**GIVEN EXERCISE**
Take each line containing the word "核磁共振等新技术" and copy it.

-------- RECORDS SHOWN --------

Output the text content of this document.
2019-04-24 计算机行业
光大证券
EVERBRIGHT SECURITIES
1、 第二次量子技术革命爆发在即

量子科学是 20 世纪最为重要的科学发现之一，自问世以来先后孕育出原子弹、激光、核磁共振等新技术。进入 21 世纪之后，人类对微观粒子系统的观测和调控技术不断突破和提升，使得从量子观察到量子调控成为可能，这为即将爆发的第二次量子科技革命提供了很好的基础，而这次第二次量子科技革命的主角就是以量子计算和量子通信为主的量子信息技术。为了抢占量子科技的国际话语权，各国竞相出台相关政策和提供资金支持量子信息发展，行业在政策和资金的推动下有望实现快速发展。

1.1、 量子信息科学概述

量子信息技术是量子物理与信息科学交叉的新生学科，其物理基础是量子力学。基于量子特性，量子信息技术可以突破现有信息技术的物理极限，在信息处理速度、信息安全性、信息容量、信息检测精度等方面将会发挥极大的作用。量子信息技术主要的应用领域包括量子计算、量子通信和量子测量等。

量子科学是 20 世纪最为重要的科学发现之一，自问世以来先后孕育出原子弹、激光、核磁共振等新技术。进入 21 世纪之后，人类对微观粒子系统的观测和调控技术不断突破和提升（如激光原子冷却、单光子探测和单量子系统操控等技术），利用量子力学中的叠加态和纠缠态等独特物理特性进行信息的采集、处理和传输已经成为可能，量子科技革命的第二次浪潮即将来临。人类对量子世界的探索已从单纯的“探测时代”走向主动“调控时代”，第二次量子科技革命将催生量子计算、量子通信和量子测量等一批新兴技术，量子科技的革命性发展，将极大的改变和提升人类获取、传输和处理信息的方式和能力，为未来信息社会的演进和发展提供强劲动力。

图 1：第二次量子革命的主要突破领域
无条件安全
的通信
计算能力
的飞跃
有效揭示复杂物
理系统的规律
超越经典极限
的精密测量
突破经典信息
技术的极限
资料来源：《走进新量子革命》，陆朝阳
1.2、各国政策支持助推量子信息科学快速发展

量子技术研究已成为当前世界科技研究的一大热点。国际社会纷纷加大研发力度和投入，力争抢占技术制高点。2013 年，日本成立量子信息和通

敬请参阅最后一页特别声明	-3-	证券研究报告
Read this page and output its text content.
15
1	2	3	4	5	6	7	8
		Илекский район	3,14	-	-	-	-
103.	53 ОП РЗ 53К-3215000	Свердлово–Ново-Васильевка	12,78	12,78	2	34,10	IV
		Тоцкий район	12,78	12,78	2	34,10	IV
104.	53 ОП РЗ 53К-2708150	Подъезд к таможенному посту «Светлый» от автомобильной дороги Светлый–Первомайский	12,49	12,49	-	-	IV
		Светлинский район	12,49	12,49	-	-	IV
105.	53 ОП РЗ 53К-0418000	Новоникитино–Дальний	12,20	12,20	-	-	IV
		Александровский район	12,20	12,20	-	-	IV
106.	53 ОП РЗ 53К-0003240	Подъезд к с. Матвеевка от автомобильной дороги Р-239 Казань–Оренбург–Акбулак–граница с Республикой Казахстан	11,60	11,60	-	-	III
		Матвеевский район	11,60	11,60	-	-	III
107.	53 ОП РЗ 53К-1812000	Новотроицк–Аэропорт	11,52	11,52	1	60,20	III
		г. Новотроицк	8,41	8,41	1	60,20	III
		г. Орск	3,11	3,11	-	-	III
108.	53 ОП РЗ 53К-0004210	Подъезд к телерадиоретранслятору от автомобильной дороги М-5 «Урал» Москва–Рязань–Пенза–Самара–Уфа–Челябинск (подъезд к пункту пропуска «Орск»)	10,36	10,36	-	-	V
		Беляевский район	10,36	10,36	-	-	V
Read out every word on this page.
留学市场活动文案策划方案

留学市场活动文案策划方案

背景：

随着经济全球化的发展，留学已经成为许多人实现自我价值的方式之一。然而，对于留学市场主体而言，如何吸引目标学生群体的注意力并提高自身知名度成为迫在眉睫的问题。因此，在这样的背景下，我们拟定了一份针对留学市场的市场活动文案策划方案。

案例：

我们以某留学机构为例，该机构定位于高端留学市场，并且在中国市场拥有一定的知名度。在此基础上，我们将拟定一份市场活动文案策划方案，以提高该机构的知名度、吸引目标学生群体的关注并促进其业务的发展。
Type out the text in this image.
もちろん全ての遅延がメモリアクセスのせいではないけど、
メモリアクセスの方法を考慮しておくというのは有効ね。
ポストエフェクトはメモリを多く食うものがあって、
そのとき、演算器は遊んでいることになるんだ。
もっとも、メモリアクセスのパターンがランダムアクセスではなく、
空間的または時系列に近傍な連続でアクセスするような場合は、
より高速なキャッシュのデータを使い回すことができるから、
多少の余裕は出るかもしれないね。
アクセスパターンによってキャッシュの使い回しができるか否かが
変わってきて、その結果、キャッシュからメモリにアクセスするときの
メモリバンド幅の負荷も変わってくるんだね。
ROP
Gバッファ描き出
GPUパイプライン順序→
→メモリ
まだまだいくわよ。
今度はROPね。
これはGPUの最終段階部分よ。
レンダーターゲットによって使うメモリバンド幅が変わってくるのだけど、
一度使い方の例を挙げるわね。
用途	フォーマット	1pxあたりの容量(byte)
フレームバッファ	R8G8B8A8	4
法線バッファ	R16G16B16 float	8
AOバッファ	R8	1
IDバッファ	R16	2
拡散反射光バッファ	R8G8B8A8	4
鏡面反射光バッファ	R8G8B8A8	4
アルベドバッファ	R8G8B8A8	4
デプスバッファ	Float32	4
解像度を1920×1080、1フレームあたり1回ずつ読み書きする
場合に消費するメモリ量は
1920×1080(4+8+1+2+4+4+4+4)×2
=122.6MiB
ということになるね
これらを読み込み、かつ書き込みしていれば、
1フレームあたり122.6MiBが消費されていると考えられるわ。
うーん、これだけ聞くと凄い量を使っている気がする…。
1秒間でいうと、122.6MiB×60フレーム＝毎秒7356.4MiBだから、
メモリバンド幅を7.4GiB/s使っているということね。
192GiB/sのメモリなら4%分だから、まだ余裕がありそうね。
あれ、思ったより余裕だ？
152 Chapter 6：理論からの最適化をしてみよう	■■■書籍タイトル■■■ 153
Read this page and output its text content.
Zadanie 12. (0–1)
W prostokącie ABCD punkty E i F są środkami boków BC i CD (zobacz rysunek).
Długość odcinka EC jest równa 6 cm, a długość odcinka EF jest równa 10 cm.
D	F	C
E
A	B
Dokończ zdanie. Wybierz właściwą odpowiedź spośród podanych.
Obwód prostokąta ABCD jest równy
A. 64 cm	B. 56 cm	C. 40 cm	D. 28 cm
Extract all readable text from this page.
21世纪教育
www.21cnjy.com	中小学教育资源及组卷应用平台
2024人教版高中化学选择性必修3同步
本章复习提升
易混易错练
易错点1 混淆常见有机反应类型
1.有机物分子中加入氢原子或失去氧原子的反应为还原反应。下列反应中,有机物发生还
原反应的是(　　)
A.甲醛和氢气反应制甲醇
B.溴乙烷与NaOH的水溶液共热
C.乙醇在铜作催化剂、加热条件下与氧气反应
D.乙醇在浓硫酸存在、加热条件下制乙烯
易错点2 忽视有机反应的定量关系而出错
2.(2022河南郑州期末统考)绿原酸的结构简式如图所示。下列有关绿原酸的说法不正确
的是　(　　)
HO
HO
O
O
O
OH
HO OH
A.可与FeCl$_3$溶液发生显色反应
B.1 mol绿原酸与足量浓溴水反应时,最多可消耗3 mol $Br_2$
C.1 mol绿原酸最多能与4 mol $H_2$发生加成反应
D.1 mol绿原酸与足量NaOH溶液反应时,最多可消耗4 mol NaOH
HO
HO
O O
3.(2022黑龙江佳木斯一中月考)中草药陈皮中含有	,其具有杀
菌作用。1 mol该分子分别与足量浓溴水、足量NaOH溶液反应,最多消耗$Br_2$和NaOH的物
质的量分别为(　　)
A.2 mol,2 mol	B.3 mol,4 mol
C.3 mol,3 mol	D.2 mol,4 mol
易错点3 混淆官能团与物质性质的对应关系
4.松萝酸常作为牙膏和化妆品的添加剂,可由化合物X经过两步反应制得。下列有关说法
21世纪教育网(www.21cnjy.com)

--------

**THE SOLUTION**
量子科学是 20 世纪最为重要的科学发现之一，自问世以来先后孕育出原子弹、激光、核磁共振等新技术。进入 21 世纪之后，人类对微观粒子系统的观测和调控技术不断突破和提升，使得从量子观察到量子调控成为可能，这为即将爆发的第二次量子科技革命提供了很好的基础，而这次第二次量子科技革命的主角就是以量子计算和量子通信为主的量子信息技术。为了抢占量子科技的国际话语权，各国竞相出台相关政策和提供资金支持量子信息发展，行业在政策和资金的推动下有望实现快速发展。
量子科学是 20 世纪最为重要的科学发现之一，自问世以来先后孕育出原子弹、激光、核磁共振等新技术。进入 21 世纪之后，人类对微观粒子系统的观测和调控技术不断突破和提升（如激光原子冷却、单光子探测和单量子系统操控等技术），利用量子力学中的叠加态和纠缠态等独特物理特性进行信息的采集、处理和传输已经成为可能，量子科技革命的第二次浪潮即将来临。人类对量子世界的探索已从单纯的“探测时代”走向主动“调控时代”，第二次量子科技革命将催生量子计算、量子通信和量子测量等一批新兴技术，量子科技的革命性发展，将极大的改变和提升人类获取、传输和处理信息的方式和能力，为未来信息社会的演进和发展提供强劲动力。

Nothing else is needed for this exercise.